- [DOCUMENT TEXT]
# # # # #
The first criticism about system approaches is their simplistic assumption about homogeneity. Systemic approaches focus on the actors, processes, and structure in the system. Initial studies assumed a relatively homogenous system, which shows the same global characteristics. The most common attributes of that system are its anarchic nature based on sovereign-equal nation states, and the obligation for self-help and self-security. Waltz further identified that there was no functional differentiation between actors, and variation could only be in the distribution of capabilities, better known as the balance of power. Waltz, Theory of International Politics, 97-98. In other words, the system shows largely the same characteristics globally, and systems can differ from each other only temporally through their polar structures.
However, the differences across the international system can be more profound than mere variances in polar structures. Even a brief and superficial observation reveals that neither actors, nor processes, nor the structure is the same throughout the system. Until recently, IR theories assumed that the European sovereign-state system established in Westphalia was valid for the whole international system. Since the main principles of that system were accepted globally, this was a reasonable assumption at first glance. However, we know that the European sovereign-state model is not valid everywhere, and further, it works differently in different parts of the world. We have ‘failed states,’ and states existing with no ‘actual’ sovereignty. Actors vary not only in their power contingencies, but also in their nature. The differences between the US and Somalia or Afghanistan are more profound than their distributions of power. Relational processes in Europe are not the same as those in the Middle East or Africa. Therefore, it is misleading to speak of a whole international system.
Here, the main problem with system theories is “a high degree of abstraction,” which overlooks the differentiation across a system among actors, perceptions, and structures. Thomas J. Christensen, “Conclusion: System Stability and the Security of the Most Vulnerable Significant Actor,” in Coping with Complexity in International System, ed. Jack Snyder and Robert Jervis Boulder (Colorado: Westview Press, 1993), 331. This thinking is the main reason why system approaches fail in their accounts of different behavior under similar structures. Some argue that the system-level explanations are too parsimonious, but this is a needed quality for theories as long as it does not oversimplify the complexity of international reality. This oversimplification and overabstraction can cause detachment of explanations from real-world events. As a result, we get explanations that are coherent within their own premises, but contradictory when compared to their alternatives. A concrete illustration of this can be found in comparing the arguments of Waltz and of Deutsch and Singer about which bipolar or multipolar system is more stable. Within their consistent premises, Waltz argues that bipolar systems are more stable while Deutsch and Singer think multipolar systems are more stable. Kenneth N. Waltz, “The Stability of a Bipolar World,” Daedalus 93 (Summer 1964): 881-909; Karl W. Deutsch and J. David Singer, “Multipolar Power Systems and International Stability,” World Politics 16 (April 1964): 390-405.
# # # # #
- [SUPPLIED DATA]
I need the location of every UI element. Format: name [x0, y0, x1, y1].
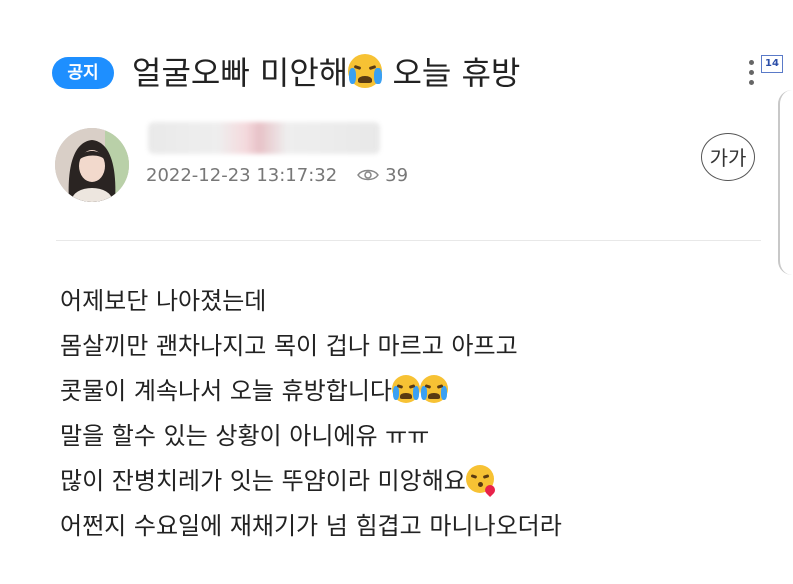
- side-panel-edge[interactable]: [778, 90, 793, 275]
- post-title: 얼굴오빠 미안해 오늘 휴방: [132, 49, 520, 97]
- content-line-4: 말을 할수 있는 상황이 아니에유 ㅠㅠ: [60, 422, 430, 450]
- avatar-image: [55, 128, 129, 202]
- notice-badge: 공지: [52, 57, 114, 89]
- post-title-suffix: 오늘 휴방: [392, 54, 521, 92]
- content-line-3-text: 콧물이 계속나서 오늘 휴방합니다: [60, 377, 393, 405]
- crying-face-icon: [392, 375, 421, 403]
- content-line-2: 몸살끼만 괜차나지고 목이 겁나 마르고 아프고: [60, 332, 518, 360]
- view-count-value: 39: [385, 165, 409, 186]
- post-content: 어제보단 나아졌는데 몸살끼만 괜차나지고 목이 겁나 마르고 아프고 콧물이 …: [60, 279, 562, 549]
- more-options-icon[interactable]: [749, 60, 755, 88]
- eye-icon: [357, 169, 380, 180]
- post-date: 2022-12-23 13:17:32: [146, 165, 338, 186]
- content-line-6: 어쩐지 수요일에 재채기가 넘 힘겹고 마니나오더라: [60, 512, 562, 540]
- font-size-button[interactable]: 가가: [701, 133, 755, 181]
- author-name-blurred[interactable]: [148, 122, 380, 154]
- content-line-3: 콧물이 계속나서 오늘 휴방합니다: [60, 369, 562, 414]
- post-meta: 2022-12-23 13:17:32 39: [146, 162, 408, 190]
- content-line-5-text: 많이 잔병치레가 잇는 뚜얌이라 미앙해요: [60, 467, 466, 495]
- crying-face-icon: [420, 375, 449, 403]
- crying-face-icon: [348, 54, 383, 88]
- view-count: 39: [357, 165, 408, 186]
- divider: [56, 240, 761, 241]
- side-page-badge[interactable]: 14: [761, 55, 783, 73]
- post-title-text: 얼굴오빠 미안해: [132, 54, 349, 92]
- kiss-face-icon: [465, 465, 498, 497]
- avatar[interactable]: [55, 128, 129, 202]
- content-line-5: 많이 잔병치레가 잇는 뚜얌이라 미앙해요: [60, 459, 562, 504]
- content-line-1: 어제보단 나아졌는데: [60, 287, 267, 315]
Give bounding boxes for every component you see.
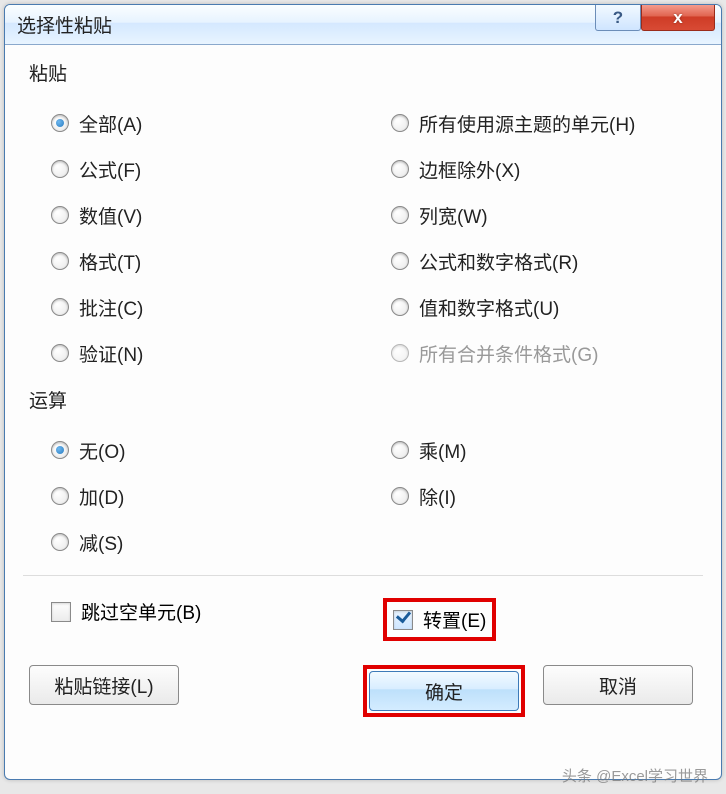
# # # # #
- [TO DO]
**A.** In the passage on system theories, which kind of system does Waltz argue is more stable?
**B.** Change "crying-face-icon" to "sad-face-icon" in the records, starting with the line with "- side-panel-edge[interactable]: [778, 90, 793, 275]" and going on through the line with "- eye-icon: [357, 169, 380, 180]", and keep everything else the same. Give back only those lines.
The text and the records are unrelated to each other.

- [EXPECTED OUTPUTS]
**A.** Bipolar systems.

**B.**
- side-panel-edge[interactable]: [778, 90, 793, 275]
- post-title: 얼굴오빠 미안해 오늘 휴방: [132, 49, 520, 97]
- content-line-4: 말을 할수 있는 상황이 아니에유 ㅠㅠ: [60, 422, 430, 450]
- avatar-image: [55, 128, 129, 202]
- notice-badge: 공지: [52, 57, 114, 89]
- post-title-suffix: 오늘 휴방: [392, 54, 521, 92]
- content-line-3-text: 콧물이 계속나서 오늘 휴방합니다: [60, 377, 393, 405]
- sad-face-icon: [392, 375, 421, 403]
- content-line-2: 몸살끼만 괜차나지고 목이 겁나 마르고 아프고: [60, 332, 518, 360]
- view-count-value: 39: [385, 165, 409, 186]
- post-content: 어제보단 나아졌는데 몸살끼만 괜차나지고 목이 겁나 마르고 아프고 콧물이 …: [60, 279, 562, 549]
- more-options-icon[interactable]: [749, 60, 755, 88]
- eye-icon: [357, 169, 380, 180]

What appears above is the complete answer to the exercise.